[Material shown start]

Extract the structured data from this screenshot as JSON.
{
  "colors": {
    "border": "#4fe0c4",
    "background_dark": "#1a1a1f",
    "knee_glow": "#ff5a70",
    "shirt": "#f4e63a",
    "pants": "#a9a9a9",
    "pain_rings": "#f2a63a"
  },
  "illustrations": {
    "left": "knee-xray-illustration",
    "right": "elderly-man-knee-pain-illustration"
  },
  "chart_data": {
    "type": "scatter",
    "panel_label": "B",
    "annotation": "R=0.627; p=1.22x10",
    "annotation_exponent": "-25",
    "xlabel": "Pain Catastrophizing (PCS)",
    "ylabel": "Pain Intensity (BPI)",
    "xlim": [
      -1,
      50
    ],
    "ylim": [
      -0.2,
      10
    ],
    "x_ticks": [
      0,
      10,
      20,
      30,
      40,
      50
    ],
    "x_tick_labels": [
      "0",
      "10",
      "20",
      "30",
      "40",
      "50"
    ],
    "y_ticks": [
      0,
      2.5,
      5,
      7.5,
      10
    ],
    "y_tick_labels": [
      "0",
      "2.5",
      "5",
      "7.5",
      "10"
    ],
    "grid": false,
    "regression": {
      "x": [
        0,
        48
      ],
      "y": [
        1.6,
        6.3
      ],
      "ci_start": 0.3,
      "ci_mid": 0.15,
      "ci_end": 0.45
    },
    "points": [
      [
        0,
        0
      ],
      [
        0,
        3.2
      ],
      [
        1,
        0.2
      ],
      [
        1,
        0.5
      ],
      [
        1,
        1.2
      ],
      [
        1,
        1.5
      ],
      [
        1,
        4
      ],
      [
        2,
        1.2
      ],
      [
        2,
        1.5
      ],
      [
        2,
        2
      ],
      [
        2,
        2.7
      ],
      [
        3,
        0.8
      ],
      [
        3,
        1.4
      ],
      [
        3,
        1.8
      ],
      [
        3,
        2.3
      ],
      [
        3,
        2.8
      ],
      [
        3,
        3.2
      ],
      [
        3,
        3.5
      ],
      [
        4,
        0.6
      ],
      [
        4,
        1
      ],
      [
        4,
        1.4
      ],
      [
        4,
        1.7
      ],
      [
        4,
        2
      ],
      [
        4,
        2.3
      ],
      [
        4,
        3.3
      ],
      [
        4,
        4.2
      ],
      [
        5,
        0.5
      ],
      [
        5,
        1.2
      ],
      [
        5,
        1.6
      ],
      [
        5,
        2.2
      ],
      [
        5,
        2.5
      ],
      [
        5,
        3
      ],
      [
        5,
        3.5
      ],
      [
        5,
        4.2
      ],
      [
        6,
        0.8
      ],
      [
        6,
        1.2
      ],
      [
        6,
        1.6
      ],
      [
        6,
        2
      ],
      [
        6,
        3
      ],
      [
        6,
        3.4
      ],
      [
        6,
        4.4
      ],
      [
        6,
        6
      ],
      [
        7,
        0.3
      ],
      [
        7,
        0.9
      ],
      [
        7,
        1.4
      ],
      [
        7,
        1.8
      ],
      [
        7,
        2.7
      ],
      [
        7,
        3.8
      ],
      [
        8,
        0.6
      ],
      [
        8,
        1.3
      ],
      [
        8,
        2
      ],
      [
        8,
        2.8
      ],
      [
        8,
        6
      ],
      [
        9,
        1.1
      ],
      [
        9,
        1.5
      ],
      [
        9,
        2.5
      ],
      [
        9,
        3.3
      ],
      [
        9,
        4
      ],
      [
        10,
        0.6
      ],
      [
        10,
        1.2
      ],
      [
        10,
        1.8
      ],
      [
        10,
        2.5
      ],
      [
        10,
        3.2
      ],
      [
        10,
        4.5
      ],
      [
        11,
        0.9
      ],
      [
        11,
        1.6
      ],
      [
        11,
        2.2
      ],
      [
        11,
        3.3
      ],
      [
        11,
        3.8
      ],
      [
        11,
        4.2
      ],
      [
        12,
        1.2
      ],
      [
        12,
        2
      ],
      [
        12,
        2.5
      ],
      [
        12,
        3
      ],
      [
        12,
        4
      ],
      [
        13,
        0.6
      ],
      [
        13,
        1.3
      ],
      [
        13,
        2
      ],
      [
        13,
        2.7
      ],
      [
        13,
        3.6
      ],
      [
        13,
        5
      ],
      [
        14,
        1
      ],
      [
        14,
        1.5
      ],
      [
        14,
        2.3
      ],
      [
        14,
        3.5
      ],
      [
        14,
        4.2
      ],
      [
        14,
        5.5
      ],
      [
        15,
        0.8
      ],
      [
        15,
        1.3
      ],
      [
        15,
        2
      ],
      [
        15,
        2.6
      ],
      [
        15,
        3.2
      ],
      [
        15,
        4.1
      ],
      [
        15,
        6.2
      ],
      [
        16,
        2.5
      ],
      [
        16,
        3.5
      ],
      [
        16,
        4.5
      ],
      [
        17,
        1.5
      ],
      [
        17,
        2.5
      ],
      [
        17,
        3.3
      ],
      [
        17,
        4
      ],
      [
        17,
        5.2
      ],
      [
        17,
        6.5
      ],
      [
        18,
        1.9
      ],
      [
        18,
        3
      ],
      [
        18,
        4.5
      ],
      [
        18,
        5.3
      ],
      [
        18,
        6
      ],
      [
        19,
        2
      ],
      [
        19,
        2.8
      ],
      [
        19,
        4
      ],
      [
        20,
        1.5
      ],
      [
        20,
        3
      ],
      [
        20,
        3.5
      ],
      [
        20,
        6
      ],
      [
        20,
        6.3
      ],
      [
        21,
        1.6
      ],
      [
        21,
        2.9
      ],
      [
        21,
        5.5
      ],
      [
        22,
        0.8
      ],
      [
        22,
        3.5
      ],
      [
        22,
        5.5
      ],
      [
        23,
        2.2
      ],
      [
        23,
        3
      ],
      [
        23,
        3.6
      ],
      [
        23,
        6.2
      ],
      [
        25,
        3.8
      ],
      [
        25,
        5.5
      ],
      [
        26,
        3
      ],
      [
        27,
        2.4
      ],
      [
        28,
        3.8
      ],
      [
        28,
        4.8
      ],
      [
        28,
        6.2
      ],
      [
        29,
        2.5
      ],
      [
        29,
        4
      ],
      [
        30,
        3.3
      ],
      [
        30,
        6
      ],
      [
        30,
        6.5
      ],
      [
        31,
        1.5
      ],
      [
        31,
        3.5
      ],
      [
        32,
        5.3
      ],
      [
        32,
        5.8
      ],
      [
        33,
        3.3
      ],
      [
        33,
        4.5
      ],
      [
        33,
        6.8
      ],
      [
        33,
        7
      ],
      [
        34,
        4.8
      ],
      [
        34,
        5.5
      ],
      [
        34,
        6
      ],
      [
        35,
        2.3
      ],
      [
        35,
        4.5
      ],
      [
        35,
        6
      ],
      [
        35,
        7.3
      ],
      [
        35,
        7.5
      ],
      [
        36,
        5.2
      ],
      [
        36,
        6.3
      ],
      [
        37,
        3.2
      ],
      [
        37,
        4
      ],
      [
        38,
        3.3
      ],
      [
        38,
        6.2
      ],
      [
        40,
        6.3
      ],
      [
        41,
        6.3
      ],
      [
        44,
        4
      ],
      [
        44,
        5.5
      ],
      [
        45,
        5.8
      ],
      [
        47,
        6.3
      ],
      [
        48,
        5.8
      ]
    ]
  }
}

[Material shown end]

:: What the task requires ::
Copy out all the entries shown above, character for character.

:: Complete answer ::
Extract the structured data from this screenshot as JSON.
{
  "colors": {
    "border": "#4fe0c4",
    "background_dark": "#1a1a1f",
    "knee_glow": "#ff5a70",
    "shirt": "#f4e63a",
    "pants": "#a9a9a9",
    "pain_rings": "#f2a63a"
  },
  "illustrations": {
    "left": "knee-xray-illustration",
    "right": "elderly-man-knee-pain-illustration"
  },
  "chart_data": {
    "type": "scatter",
    "panel_label": "B",
    "annotation": "R=0.627; p=1.22x10",
    "annotation_exponent": "-25",
    "xlabel": "Pain Catastrophizing (PCS)",
    "ylabel": "Pain Intensity (BPI)",
    "xlim": [
      -1,
      50
    ],
    "ylim": [
      -0.2,
      10
    ],
    "x_ticks": [
      0,
      10,
      20,
      30,
      40,
      50
    ],
    "x_tick_labels": [
      "0",
      "10",
      "20",
      "30",
      "40",
      "50"
    ],
    "y_ticks": [
      0,
      2.5,
      5,
      7.5,
      10
    ],
    "y_tick_labels": [
      "0",
      "2.5",
      "5",
      "7.5",
      "10"
    ],
    "grid": false,
    "regression": {
      "x": [
        0,
        48
      ],
      "y": [
        1.6,
        6.3
      ],
      "ci_start": 0.3,
      "ci_mid": 0.15,
      "ci_end": 0.45
    },
    "points": [
      [
        0,
        0
      ],
      [
        0,
        3.2
      ],
      [
        1,
        0.2
      ],
      [
        1,
        0.5
      ],
      [
        1,
        1.2
      ],
      [
        1,
        1.5
      ],
      [
        1,
        4
      ],
      [
        2,
        1.2
      ],
      [
        2,
        1.5
      ],
      [
        2,
        2
      ],
      [
        2,
        2.7
      ],
      [
        3,
        0.8
      ],
      [
        3,
        1.4
      ],
      [
        3,
        1.8
      ],
      [
        3,
        2.3
      ],
      [
        3,
        2.8
      ],
      [
        3,
        3.2
      ],
      [
        3,
        3.5
      ],
      [
        4,
        0.6
      ],
      [
        4,
        1
      ],
      [
        4,
        1.4
      ],
      [
        4,
        1.7
      ],
      [
        4,
        2
      ],
      [
        4,
        2.3
      ],
      [
        4,
        3.3
      ],
      [
        4,
        4.2
      ],
      [
        5,
        0.5
      ],
      [
        5,
        1.2
      ],
      [
        5,
        1.6
      ],
      [
        5,
        2.2
      ],
      [
        5,
        2.5
      ],
      [
        5,
        3
      ],
      [
        5,
        3.5
      ],
      [
        5,
        4.2
      ],
      [
        6,
        0.8
      ],
      [
        6,
        1.2
      ],
      [
        6,
        1.6
      ],
      [
        6,
        2
      ],
      [
        6,
        3
      ],
      [
        6,
        3.4
      ],
      [
        6,
        4.4
      ],
      [
        6,
        6
      ],
      [
        7,
        0.3
      ],
      [
        7,
        0.9
      ],
      [
        7,
        1.4
      ],
      [
        7,
        1.8
      ],
      [
        7,
        2.7
      ],
      [
        7,
        3.8
      ],
      [
        8,
        0.6
      ],
      [
        8,
        1.3
      ],
      [
        8,
        2
      ],
      [
        8,
        2.8
      ],
      [
        8,
        6
      ],
      [
        9,
        1.1
      ],
      [
        9,
        1.5
      ],
      [
        9,
        2.5
      ],
      [
        9,
        3.3
      ],
      [
        9,
        4
      ],
      [
        10,
        0.6
      ],
      [
        10,
        1.2
      ],
      [
        10,
        1.8
      ],
      [
        10,
        2.5
      ],
      [
        10,
        3.2
      ],
      [
        10,
        4.5
      ],
      [
        11,
        0.9
      ],
      [
        11,
        1.6
      ],
      [
        11,
        2.2
      ],
      [
        11,
        3.3
      ],
      [
        11,
        3.8
      ],
      [
        11,
        4.2
      ],
      [
        12,
        1.2
      ],
      [
        12,
        2
      ],
      [
        12,
        2.5
      ],
      [
        12,
        3
      ],
      [
        12,
        4
      ],
      [
        13,
        0.6
      ],
      [
        13,
        1.3
      ],
      [
        13,
        2
      ],
      [
        13,
        2.7
      ],
      [
        13,
        3.6
      ],
      [
        13,
        5
      ],
      [
        14,
        1
      ],
      [
        14,
        1.5
      ],
      [
        14,
        2.3
      ],
      [
        14,
        3.5
      ],
      [
        14,
        4.2
      ],
      [
        14,
        5.5
      ],
      [
        15,
        0.8
      ],
      [
        15,
        1.3
      ],
      [
        15,
        2
      ],
      [
        15,
        2.6
      ],
      [
        15,
        3.2
      ],
      [
        15,
        4.1
      ],
      [
        15,
        6.2
      ],
      [
        16,
        2.5
      ],
      [
        16,
        3.5
      ],
      [
        16,
        4.5
      ],
      [
        17,
        1.5
      ],
      [
        17,
        2.5
      ],
      [
        17,
        3.3
      ],
      [
        17,
        4
      ],
      [
        17,
        5.2
      ],
      [
        17,
        6.5
      ],
      [
        18,
        1.9
      ],
      [
        18,
        3
      ],
      [
        18,
        4.5
      ],
      [
        18,
        5.3
      ],
      [
        18,
        6
      ],
      [
        19,
        2
      ],
      [
        19,
        2.8
      ],
      [
        19,
        4
      ],
      [
        20,
        1.5
      ],
      [
        20,
        3
      ],
      [
        20,
        3.5
      ],
      [
        20,
        6
      ],
      [
        20,
        6.3
      ],
      [
        21,
        1.6
      ],
      [
        21,
        2.9
      ],
      [
        21,
        5.5
      ],
      [
        22,
        0.8
      ],
      [
        22,
        3.5
      ],
      [
        22,
        5.5
      ],
      [
        23,
        2.2
      ],
      [
        23,
        3
      ],
      [
        23,
        3.6
      ],
      [
        23,
        6.2
      ],
      [
        25,
        3.8
      ],
      [
        25,
        5.5
      ],
      [
        26,
        3
      ],
      [
        27,
        2.4
      ],
      [
        28,
        3.8
      ],
      [
        28,
        4.8
      ],
      [
        28,
        6.2
      ],
      [
        29,
        2.5
      ],
      [
        29,
        4
      ],
      [
        30,
        3.3
      ],
      [
        30,
        6
      ],
      [
        30,
        6.5
      ],
      [
        31,
        1.5
      ],
      [
        31,
        3.5
      ],
      [
        32,
        5.3
      ],
      [
        32,
        5.8
      ],
      [
        33,
        3.3
      ],
      [
        33,
        4.5
      ],
      [
        33,
        6.8
      ],
      [
        33,
        7
      ],
      [
        34,
        4.8
      ],
      [
        34,
        5.5
      ],
      [
        34,
        6
      ],
      [
        35,
        2.3
      ],
      [
        35,
        4.5
      ],
      [
        35,
        6
      ],
      [
        35,
        7.3
      ],
      [
        35,
        7.5
      ],
      [
        36,
        5.2
      ],
      [
        36,
        6.3
      ],
      [
        37,
        3.2
      ],
      [
        37,
        4
      ],
      [
        38,
        3.3
      ],
      [
        38,
        6.2
      ],
      [
        40,
        6.3
      ],
      [
        41,
        6.3
      ],
      [
        44,
        4
      ],
      [
        44,
        5.5
      ],
      [
        45,
        5.8
      ],
      [
        47,
        6.3
      ],
      [
        48,
        5.8
      ]
    ]
  }
}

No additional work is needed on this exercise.